#### [Your goal]
Among the entries below, count the lines where the string "client" occurs, and give only the number.

#### [Task data]
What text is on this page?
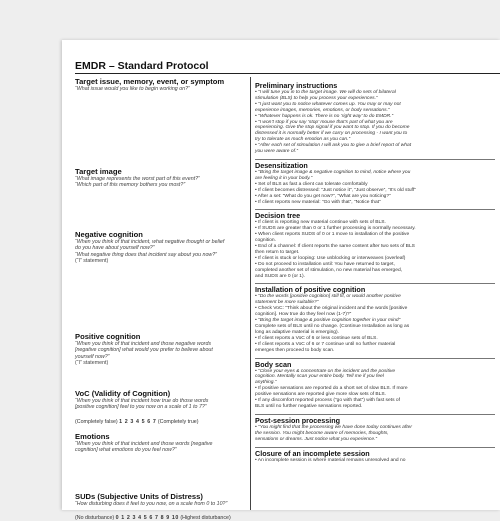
EMDR – Standard Protocol
Target issue, memory, event, or symptom

“What issue would you like to begin working on?”

Target image

“What image represents the worst part of this event?”

“Which part of this memory bothers you most?”

Negative cognition

“When you think of that incident, what negative thought or belief

do you have about yourself now?”

“What negative thing does that incident say about you now?”

(“I” statement)

Positive cognition

“When you think of that incident and those negative words

[negative cognition] what would you prefer to believe about

yourself now?”

(“I” statement)

VoC (Validity of Cognition)

“When you think of that incident how true do those words

[positive cognition] feel to you now on a scale of 1 to 7?”

(Completely false) 1 2 3 4 5 6 7 (Completely true)
Emotions

“When you think of that incident and those words [negative

cognition] what emotions do you feel now?”

SUDs (Subjective Units of Distress)

“How disturbing does it feel to you now, on a scale from 0 to 10?”

(No disturbance) 0 1 2 3 4 5 6 7 8 9 10 (Highest disturbance)
Preliminary instructions

• “I will tune you in to the target image. We will do sets of bilateral

stimulation (BLS) to help you process your experiences.”

• “I just want you to notice whatever comes up. You may or may not

experience images, memories, emotions, or body sensations.”

• “Whatever happens is ok. There is no ‘right way’ to do EMDR.”

• “I won’t stop if you say ‘stop’ mouse that’s part of what you are

experiencing. Give the stop signal if you want to stop. If you do become

distressed it is normally better if we carry on processing - I want you to

try to tolerate as much emotion as you can.”

• “After each set of stimulation I will ask you to give a brief report of what

you were aware of.”

Desensitization

• “Bring the target image & negative cognition to mind, notice where you

are feeling it in your body.”

• Set of BLS as fast a client can tolerate comfortably

• If client becomes distressed: “Just notice it”, “Just observe”, “It’s old stuff”

• After a set: “What do you get now?”, “What are you noticing?”

• If client reports new material: “Go with that”, “Notice that”

Decision tree

• If client is reporting new material continue with sets of BLS.

• If SUDS are greater than 0 or 1 further processing is normally necessary.

• When client reports SUDS of 0 or 1 move to installation of the positive

cognition.

• End of a channel: If client reports the same content after two sets of BLS

then return to target.

• If client is stuck or looping: Use unblocking or interweaves (overleaf)

• Do not proceed to installation until: You have returned to target,

completed another set of stimulation, no new material has emerged,

and SUDS are 0 (or 1).

Installation of positive cognition

• “Do the words [positive cognition] still fit, or would another positive

statement be more suitable?”

• Check VoC: “Think about the original incident and the words [positive

cognition]. How true do they feel now (1-7)?”

• “Bring the target image & positive cognition together in your mind”

Complete sets of BLS until no change. (Continue Installation as long as

long as adaptive material is emerging).

• If client reports a VoC of 6 or less continue sets of BLS.

• If client reports a VoC of 6 or 7 continue until no further material

emerges then proceed to body scan.

Body scan

• “Close your eyes & concentrate on the incident and the positive

cognition. Mentally scan your entire body. Tell me if you feel

anything.”

• If positive sensations are reported do a short set of slow BLS. If more

positive sensations are reported give more slow sets of BLS.

• If any discomfort reported process (“go with that”) with fast sets of

BLS until no further negative sensations reported.

Post-session processing

• “You might find that the processing we have done today continues after

the session. You might become aware of memories, thoughts,

sensations or dreams. Just notice what you experience.”

Closure of an incomplete session

• An incomplete session is where material remains unresolved and no
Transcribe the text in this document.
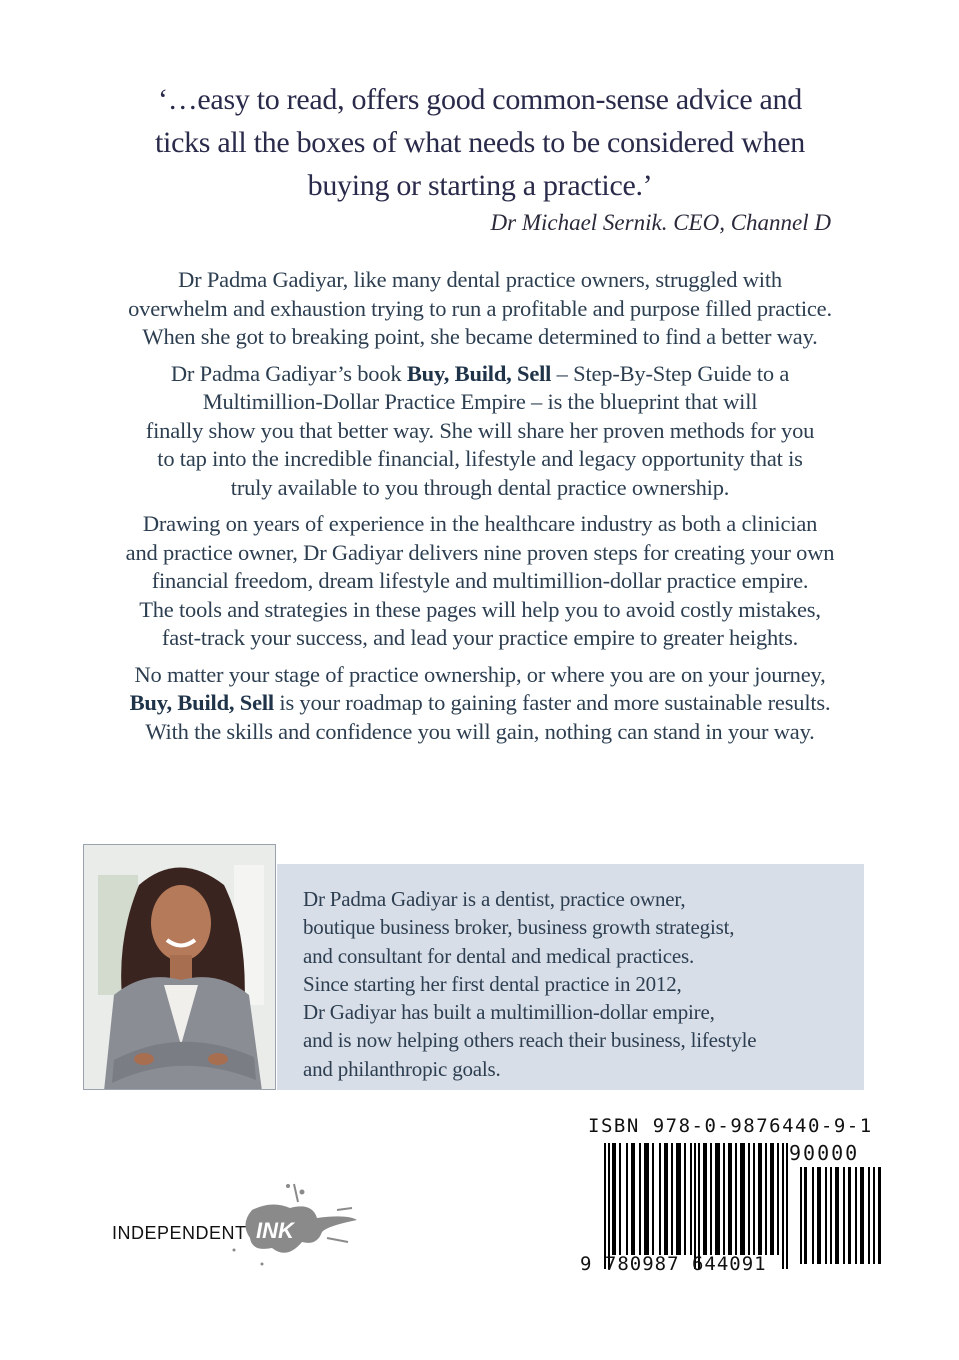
‘…easy to read, offers good common-sense advice and
ticks all the boxes of what needs to be considered when
buying or starting a practice.’
Dr Michael Sernik. CEO, Channel D
Dr Padma Gadiyar, like many dental practice owners, struggled with
overwhelm and exhaustion trying to run a profitable and purpose filled practice.
When she got to breaking point, she became determined to find a better way.
Dr Padma Gadiyar’s book Buy, Build, Sell – Step-By-Step Guide to a
Multimillion-Dollar Practice Empire – is the blueprint that will
finally show you that better way. She will share her proven methods for you
to tap into the incredible financial, lifestyle and legacy opportunity that is
truly available to you through dental practice ownership.
Drawing on years of experience in the healthcare industry as both a clinician
and practice owner, Dr Gadiyar delivers nine proven steps for creating your own
financial freedom, dream lifestyle and multimillion-dollar practice empire.
The tools and strategies in these pages will help you to avoid costly mistakes,
fast-track your success, and lead your practice empire to greater heights.
No matter your stage of practice ownership, or where you are on your journey,
Buy, Build, Sell is your roadmap to gaining faster and more sustainable results.
With the skills and confidence you will gain, nothing can stand in your way.
Dr Padma Gadiyar is a dentist, practice owner,
boutique business broker, business growth strategist,
and consultant for dental and medical practices.
Since starting her first dental practice in 2012,
Dr Gadiyar has built a multimillion-dollar empire,
and is now helping others reach their business, lifestyle
and philanthropic goals.
INDEPENDENT INK
ISBN 978-0-9876440-9-1
90000
9 780987 644091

#### [Reply]
9